** SHORT EXERCISE **
Can you rewrite every line of the entries below, replacing each "cell-phi" with "cell-angle", changing nothing else, and leaving out the pictures?

# # # # #

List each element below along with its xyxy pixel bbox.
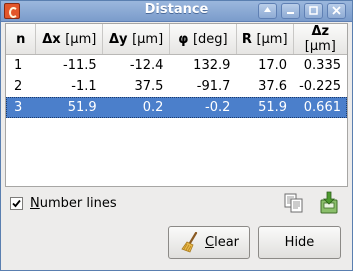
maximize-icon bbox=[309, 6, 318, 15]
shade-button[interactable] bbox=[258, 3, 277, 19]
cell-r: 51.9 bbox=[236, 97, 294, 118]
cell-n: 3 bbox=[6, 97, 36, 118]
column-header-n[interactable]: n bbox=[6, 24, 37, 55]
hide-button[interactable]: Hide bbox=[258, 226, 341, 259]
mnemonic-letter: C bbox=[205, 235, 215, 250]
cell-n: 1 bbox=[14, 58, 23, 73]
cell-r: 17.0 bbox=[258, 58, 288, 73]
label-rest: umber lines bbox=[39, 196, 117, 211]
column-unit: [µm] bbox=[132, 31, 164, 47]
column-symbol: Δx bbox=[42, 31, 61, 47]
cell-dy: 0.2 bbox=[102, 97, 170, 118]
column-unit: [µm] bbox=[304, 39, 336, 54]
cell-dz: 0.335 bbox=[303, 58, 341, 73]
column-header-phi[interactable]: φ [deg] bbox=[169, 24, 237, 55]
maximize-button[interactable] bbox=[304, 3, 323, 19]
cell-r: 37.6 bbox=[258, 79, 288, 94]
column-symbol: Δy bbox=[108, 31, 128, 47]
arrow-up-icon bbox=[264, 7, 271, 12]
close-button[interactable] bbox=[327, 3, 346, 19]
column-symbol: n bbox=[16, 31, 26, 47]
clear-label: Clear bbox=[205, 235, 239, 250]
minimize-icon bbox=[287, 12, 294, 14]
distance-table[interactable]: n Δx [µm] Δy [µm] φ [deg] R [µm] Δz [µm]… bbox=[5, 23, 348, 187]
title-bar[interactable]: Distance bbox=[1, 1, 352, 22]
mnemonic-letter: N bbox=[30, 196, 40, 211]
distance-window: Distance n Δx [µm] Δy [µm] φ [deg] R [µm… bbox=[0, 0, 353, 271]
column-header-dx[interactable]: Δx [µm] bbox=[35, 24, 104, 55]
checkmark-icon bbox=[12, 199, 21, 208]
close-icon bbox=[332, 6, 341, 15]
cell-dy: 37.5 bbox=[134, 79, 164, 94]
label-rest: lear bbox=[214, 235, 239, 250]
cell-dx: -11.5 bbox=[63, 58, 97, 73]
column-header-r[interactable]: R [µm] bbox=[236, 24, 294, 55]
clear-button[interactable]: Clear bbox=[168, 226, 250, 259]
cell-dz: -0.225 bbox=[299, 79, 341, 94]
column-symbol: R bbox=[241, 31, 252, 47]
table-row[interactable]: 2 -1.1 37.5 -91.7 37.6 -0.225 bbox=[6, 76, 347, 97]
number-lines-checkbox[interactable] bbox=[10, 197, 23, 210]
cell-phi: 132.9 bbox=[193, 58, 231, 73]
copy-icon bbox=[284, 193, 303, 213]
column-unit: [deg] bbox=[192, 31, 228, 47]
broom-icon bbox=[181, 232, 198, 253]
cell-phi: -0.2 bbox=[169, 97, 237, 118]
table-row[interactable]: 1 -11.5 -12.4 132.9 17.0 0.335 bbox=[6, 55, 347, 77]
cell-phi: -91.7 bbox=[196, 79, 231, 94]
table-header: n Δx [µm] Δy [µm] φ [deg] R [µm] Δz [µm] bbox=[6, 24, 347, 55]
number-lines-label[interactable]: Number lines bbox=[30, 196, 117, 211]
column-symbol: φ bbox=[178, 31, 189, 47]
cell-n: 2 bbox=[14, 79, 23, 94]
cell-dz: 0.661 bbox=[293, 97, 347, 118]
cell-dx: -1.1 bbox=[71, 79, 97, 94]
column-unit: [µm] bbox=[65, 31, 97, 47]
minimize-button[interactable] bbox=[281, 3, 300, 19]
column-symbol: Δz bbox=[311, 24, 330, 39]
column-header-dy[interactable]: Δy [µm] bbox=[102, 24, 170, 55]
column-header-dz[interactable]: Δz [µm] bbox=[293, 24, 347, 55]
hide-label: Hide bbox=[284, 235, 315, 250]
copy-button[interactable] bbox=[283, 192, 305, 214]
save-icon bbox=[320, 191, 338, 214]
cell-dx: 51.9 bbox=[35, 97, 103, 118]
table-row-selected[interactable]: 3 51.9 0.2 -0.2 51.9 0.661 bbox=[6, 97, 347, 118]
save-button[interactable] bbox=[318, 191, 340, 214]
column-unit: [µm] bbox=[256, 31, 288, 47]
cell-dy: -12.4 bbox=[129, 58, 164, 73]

# # # # #

** RESPONSE **
List each element below along with its xyxy pixel bbox.
maximize-icon bbox=[309, 6, 318, 15]
shade-button[interactable] bbox=[258, 3, 277, 19]
cell-r: 51.9 bbox=[236, 97, 294, 118]
cell-n: 3 bbox=[6, 97, 36, 118]
column-header-n[interactable]: n bbox=[6, 24, 37, 55]
hide-button[interactable]: Hide bbox=[258, 226, 341, 259]
mnemonic-letter: C bbox=[205, 235, 215, 250]
cell-n: 1 bbox=[14, 58, 23, 73]
cell-r: 17.0 bbox=[258, 58, 288, 73]
label-rest: umber lines bbox=[39, 196, 117, 211]
column-unit: [µm] bbox=[132, 31, 164, 47]
column-symbol: Δx bbox=[42, 31, 61, 47]
cell-dy: 0.2 bbox=[102, 97, 170, 118]
column-unit: [µm] bbox=[304, 39, 336, 54]
cell-dz: 0.335 bbox=[303, 58, 341, 73]
column-header-phi[interactable]: φ [deg] bbox=[169, 24, 237, 55]
maximize-button[interactable] bbox=[304, 3, 323, 19]
cell-r: 37.6 bbox=[258, 79, 288, 94]
column-symbol: Δy bbox=[108, 31, 128, 47]
arrow-up-icon bbox=[264, 7, 271, 12]
close-button[interactable] bbox=[327, 3, 346, 19]
column-symbol: n bbox=[16, 31, 26, 47]
clear-label: Clear bbox=[205, 235, 239, 250]
minimize-icon bbox=[287, 12, 294, 14]
distance-table[interactable]: n Δx [µm] Δy [µm] φ [deg] R [µm] Δz [µm]… bbox=[5, 23, 348, 187]
title-bar[interactable]: Distance bbox=[1, 1, 352, 22]
mnemonic-letter: N bbox=[30, 196, 40, 211]
distance-window: Distance n Δx [µm] Δy [µm] φ [deg] R [µm… bbox=[0, 0, 353, 271]
column-header-dx[interactable]: Δx [µm] bbox=[35, 24, 104, 55]
checkmark-icon bbox=[12, 199, 21, 208]
close-icon bbox=[332, 6, 341, 15]
cell-dy: 37.5 bbox=[134, 79, 164, 94]
label-rest: lear bbox=[214, 235, 239, 250]
cell-dx: -11.5 bbox=[63, 58, 97, 73]
column-header-r[interactable]: R [µm] bbox=[236, 24, 294, 55]
clear-button[interactable]: Clear bbox=[168, 226, 250, 259]
cell-dz: -0.225 bbox=[299, 79, 341, 94]
column-symbol: R bbox=[241, 31, 252, 47]
table-row[interactable]: 2 -1.1 37.5 -91.7 37.6 -0.225 bbox=[6, 76, 347, 97]
number-lines-checkbox[interactable] bbox=[10, 197, 23, 210]
cell-angle: 132.9 bbox=[193, 58, 231, 73]
copy-icon bbox=[284, 193, 303, 213]
column-unit: [deg] bbox=[192, 31, 228, 47]
broom-icon bbox=[181, 232, 198, 253]
cell-angle: -0.2 bbox=[169, 97, 237, 118]
table-row[interactable]: 1 -11.5 -12.4 132.9 17.0 0.335 bbox=[6, 55, 347, 77]
cell-angle: -91.7 bbox=[196, 79, 231, 94]
table-header: n Δx [µm] Δy [µm] φ [deg] R [µm] Δz [µm] bbox=[6, 24, 347, 55]
number-lines-label[interactable]: Number lines bbox=[30, 196, 117, 211]
column-symbol: φ bbox=[178, 31, 189, 47]
cell-n: 2 bbox=[14, 79, 23, 94]
cell-dz: 0.661 bbox=[293, 97, 347, 118]
cell-dx: -1.1 bbox=[71, 79, 97, 94]
column-unit: [µm] bbox=[65, 31, 97, 47]
minimize-button[interactable] bbox=[281, 3, 300, 19]
column-symbol: Δz bbox=[311, 24, 330, 39]
column-header-dy[interactable]: Δy [µm] bbox=[102, 24, 170, 55]
column-header-dz[interactable]: Δz [µm] bbox=[293, 24, 347, 55]
hide-label: Hide bbox=[284, 235, 315, 250]
copy-button[interactable] bbox=[283, 192, 305, 214]
save-icon bbox=[320, 191, 338, 214]
cell-dx: 51.9 bbox=[35, 97, 103, 118]
table-row-selected[interactable]: 3 51.9 0.2 -0.2 51.9 0.661 bbox=[6, 97, 347, 118]
save-button[interactable] bbox=[318, 191, 340, 214]
column-unit: [µm] bbox=[256, 31, 288, 47]
cell-dy: -12.4 bbox=[129, 58, 164, 73]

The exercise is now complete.